** Start of Supplied entries **

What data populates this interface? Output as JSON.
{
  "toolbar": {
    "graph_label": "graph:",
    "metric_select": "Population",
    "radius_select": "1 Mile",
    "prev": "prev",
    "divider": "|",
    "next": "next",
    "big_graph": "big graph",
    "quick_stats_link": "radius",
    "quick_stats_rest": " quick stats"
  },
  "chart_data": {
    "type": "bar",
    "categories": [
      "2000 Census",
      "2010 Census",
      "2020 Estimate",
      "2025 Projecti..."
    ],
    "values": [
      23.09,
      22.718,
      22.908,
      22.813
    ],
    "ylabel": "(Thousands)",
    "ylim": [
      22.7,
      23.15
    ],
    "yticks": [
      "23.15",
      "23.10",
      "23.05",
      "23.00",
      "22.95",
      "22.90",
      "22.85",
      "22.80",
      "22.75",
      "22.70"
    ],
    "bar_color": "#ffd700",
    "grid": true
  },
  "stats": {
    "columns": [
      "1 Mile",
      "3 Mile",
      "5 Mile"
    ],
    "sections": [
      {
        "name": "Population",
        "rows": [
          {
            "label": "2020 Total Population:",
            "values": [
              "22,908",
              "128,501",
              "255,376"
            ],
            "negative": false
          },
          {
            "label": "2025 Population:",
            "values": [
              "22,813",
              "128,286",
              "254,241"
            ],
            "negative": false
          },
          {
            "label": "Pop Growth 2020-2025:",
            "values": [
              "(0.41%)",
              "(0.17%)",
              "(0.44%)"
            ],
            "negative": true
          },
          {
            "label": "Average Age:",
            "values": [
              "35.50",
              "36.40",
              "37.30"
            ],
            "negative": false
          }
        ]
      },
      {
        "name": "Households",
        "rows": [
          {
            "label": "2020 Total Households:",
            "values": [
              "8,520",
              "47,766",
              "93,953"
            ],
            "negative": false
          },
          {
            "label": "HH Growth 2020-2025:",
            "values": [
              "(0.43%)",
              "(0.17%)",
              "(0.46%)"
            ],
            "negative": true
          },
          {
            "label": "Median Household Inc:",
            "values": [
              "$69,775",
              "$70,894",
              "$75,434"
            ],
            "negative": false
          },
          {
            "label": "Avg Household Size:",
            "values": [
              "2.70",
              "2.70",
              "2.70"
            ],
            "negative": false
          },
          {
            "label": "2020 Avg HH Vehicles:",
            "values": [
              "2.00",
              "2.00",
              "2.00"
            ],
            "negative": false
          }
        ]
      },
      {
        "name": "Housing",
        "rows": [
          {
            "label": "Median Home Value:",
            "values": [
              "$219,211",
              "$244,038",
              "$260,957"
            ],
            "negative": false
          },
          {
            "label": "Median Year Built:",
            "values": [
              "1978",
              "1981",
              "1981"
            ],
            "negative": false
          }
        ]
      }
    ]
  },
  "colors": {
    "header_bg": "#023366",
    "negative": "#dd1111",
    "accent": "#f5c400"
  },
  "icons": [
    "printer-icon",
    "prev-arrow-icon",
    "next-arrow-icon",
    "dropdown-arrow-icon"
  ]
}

** End of Supplied entries **

Copy the entries above exactly, leaving none out.

What data populates this interface? Output as JSON.
{
  "toolbar": {
    "graph_label": "graph:",
    "metric_select": "Population",
    "radius_select": "1 Mile",
    "prev": "prev",
    "divider": "|",
    "next": "next",
    "big_graph": "big graph",
    "quick_stats_link": "radius",
    "quick_stats_rest": " quick stats"
  },
  "chart_data": {
    "type": "bar",
    "categories": [
      "2000 Census",
      "2010 Census",
      "2020 Estimate",
      "2025 Projecti..."
    ],
    "values": [
      23.09,
      22.718,
      22.908,
      22.813
    ],
    "ylabel": "(Thousands)",
    "ylim": [
      22.7,
      23.15
    ],
    "yticks": [
      "23.15",
      "23.10",
      "23.05",
      "23.00",
      "22.95",
      "22.90",
      "22.85",
      "22.80",
      "22.75",
      "22.70"
    ],
    "bar_color": "#ffd700",
    "grid": true
  },
  "stats": {
    "columns": [
      "1 Mile",
      "3 Mile",
      "5 Mile"
    ],
    "sections": [
      {
        "name": "Population",
        "rows": [
          {
            "label": "2020 Total Population:",
            "values": [
              "22,908",
              "128,501",
              "255,376"
            ],
            "negative": false
          },
          {
            "label": "2025 Population:",
            "values": [
              "22,813",
              "128,286",
              "254,241"
            ],
            "negative": false
          },
          {
            "label": "Pop Growth 2020-2025:",
            "values": [
              "(0.41%)",
              "(0.17%)",
              "(0.44%)"
            ],
            "negative": true
          },
          {
            "label": "Average Age:",
            "values": [
              "35.50",
              "36.40",
              "37.30"
            ],
            "negative": false
          }
        ]
      },
      {
        "name": "Households",
        "rows": [
          {
            "label": "2020 Total Households:",
            "values": [
              "8,520",
              "47,766",
              "93,953"
            ],
            "negative": false
          },
          {
            "label": "HH Growth 2020-2025:",
            "values": [
              "(0.43%)",
              "(0.17%)",
              "(0.46%)"
            ],
            "negative": true
          },
          {
            "label": "Median Household Inc:",
            "values": [
              "$69,775",
              "$70,894",
              "$75,434"
            ],
            "negative": false
          },
          {
            "label": "Avg Household Size:",
            "values": [
              "2.70",
              "2.70",
              "2.70"
            ],
            "negative": false
          },
          {
            "label": "2020 Avg HH Vehicles:",
            "values": [
              "2.00",
              "2.00",
              "2.00"
            ],
            "negative": false
          }
        ]
      },
      {
        "name": "Housing",
        "rows": [
          {
            "label": "Median Home Value:",
            "values": [
              "$219,211",
              "$244,038",
              "$260,957"
            ],
            "negative": false
          },
          {
            "label": "Median Year Built:",
            "values": [
              "1978",
              "1981",
              "1981"
            ],
            "negative": false
          }
        ]
      }
    ]
  },
  "colors": {
    "header_bg": "#023366",
    "negative": "#dd1111",
    "accent": "#f5c400"
  },
  "icons": [
    "printer-icon",
    "prev-arrow-icon",
    "next-arrow-icon",
    "dropdown-arrow-icon"
  ]
}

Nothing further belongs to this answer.